*WORK TO BE COMPLETED:* Restate the entries below word for word, omitting nothing.

Dataset rows about figures
+===+

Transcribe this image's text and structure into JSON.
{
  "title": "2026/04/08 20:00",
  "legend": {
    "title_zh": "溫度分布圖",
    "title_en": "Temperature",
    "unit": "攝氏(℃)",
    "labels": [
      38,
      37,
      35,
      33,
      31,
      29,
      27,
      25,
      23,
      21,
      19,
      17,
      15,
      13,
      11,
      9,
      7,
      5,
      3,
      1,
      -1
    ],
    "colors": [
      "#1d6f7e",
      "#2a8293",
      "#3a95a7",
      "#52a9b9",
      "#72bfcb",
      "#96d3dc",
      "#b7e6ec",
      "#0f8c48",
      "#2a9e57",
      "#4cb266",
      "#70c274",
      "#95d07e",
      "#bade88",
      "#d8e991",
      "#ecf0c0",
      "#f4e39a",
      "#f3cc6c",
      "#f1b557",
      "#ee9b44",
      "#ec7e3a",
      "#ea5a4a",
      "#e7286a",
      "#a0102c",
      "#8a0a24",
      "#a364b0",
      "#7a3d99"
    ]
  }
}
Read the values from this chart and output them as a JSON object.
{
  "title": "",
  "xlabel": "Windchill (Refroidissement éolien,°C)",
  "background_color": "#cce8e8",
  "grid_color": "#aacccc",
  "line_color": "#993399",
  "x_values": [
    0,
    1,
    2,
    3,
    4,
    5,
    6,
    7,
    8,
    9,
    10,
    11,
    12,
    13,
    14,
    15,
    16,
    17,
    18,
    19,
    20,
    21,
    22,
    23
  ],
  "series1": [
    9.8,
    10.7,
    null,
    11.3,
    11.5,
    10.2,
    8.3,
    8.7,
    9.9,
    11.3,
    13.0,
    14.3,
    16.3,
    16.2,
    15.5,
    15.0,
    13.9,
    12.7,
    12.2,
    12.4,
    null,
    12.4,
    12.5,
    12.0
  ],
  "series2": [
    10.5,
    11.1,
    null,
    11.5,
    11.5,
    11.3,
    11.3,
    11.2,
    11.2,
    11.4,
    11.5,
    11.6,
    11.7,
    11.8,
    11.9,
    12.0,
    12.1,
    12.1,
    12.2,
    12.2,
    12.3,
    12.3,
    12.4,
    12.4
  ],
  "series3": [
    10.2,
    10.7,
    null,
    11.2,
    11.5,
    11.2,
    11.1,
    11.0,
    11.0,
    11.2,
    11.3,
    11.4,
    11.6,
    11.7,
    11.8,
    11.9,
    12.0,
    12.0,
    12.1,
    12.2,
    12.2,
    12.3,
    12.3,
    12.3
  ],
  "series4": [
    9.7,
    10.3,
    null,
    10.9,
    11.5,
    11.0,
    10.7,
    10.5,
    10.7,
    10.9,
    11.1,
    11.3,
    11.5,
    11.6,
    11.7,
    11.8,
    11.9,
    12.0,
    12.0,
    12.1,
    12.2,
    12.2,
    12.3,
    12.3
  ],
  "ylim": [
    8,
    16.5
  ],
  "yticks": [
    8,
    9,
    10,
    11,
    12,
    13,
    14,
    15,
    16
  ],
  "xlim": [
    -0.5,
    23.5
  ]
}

+===+

*WRITTEN ANSWER:*
Transcribe this image's text and structure into JSON.
{
  "title": "2026/04/08 20:00",
  "legend": {
    "title_zh": "溫度分布圖",
    "title_en": "Temperature",
    "unit": "攝氏(℃)",
    "labels": [
      38,
      37,
      35,
      33,
      31,
      29,
      27,
      25,
      23,
      21,
      19,
      17,
      15,
      13,
      11,
      9,
      7,
      5,
      3,
      1,
      -1
    ],
    "colors": [
      "#1d6f7e",
      "#2a8293",
      "#3a95a7",
      "#52a9b9",
      "#72bfcb",
      "#96d3dc",
      "#b7e6ec",
      "#0f8c48",
      "#2a9e57",
      "#4cb266",
      "#70c274",
      "#95d07e",
      "#bade88",
      "#d8e991",
      "#ecf0c0",
      "#f4e39a",
      "#f3cc6c",
      "#f1b557",
      "#ee9b44",
      "#ec7e3a",
      "#ea5a4a",
      "#e7286a",
      "#a0102c",
      "#8a0a24",
      "#a364b0",
      "#7a3d99"
    ]
  }
}
Read the values from this chart and output them as a JSON object.
{
  "title": "",
  "xlabel": "Windchill (Refroidissement éolien,°C)",
  "background_color": "#cce8e8",
  "grid_color": "#aacccc",
  "line_color": "#993399",
  "x_values": [
    0,
    1,
    2,
    3,
    4,
    5,
    6,
    7,
    8,
    9,
    10,
    11,
    12,
    13,
    14,
    15,
    16,
    17,
    18,
    19,
    20,
    21,
    22,
    23
  ],
  "series1": [
    9.8,
    10.7,
    null,
    11.3,
    11.5,
    10.2,
    8.3,
    8.7,
    9.9,
    11.3,
    13.0,
    14.3,
    16.3,
    16.2,
    15.5,
    15.0,
    13.9,
    12.7,
    12.2,
    12.4,
    null,
    12.4,
    12.5,
    12.0
  ],
  "series2": [
    10.5,
    11.1,
    null,
    11.5,
    11.5,
    11.3,
    11.3,
    11.2,
    11.2,
    11.4,
    11.5,
    11.6,
    11.7,
    11.8,
    11.9,
    12.0,
    12.1,
    12.1,
    12.2,
    12.2,
    12.3,
    12.3,
    12.4,
    12.4
  ],
  "series3": [
    10.2,
    10.7,
    null,
    11.2,
    11.5,
    11.2,
    11.1,
    11.0,
    11.0,
    11.2,
    11.3,
    11.4,
    11.6,
    11.7,
    11.8,
    11.9,
    12.0,
    12.0,
    12.1,
    12.2,
    12.2,
    12.3,
    12.3,
    12.3
  ],
  "series4": [
    9.7,
    10.3,
    null,
    10.9,
    11.5,
    11.0,
    10.7,
    10.5,
    10.7,
    10.9,
    11.1,
    11.3,
    11.5,
    11.6,
    11.7,
    11.8,
    11.9,
    12.0,
    12.0,
    12.1,
    12.2,
    12.2,
    12.3,
    12.3
  ],
  "ylim": [
    8,
    16.5
  ],
  "yticks": [
    8,
    9,
    10,
    11,
    12,
    13,
    14,
    15,
    16
  ],
  "xlim": [
    -0.5,
    23.5
  ]
}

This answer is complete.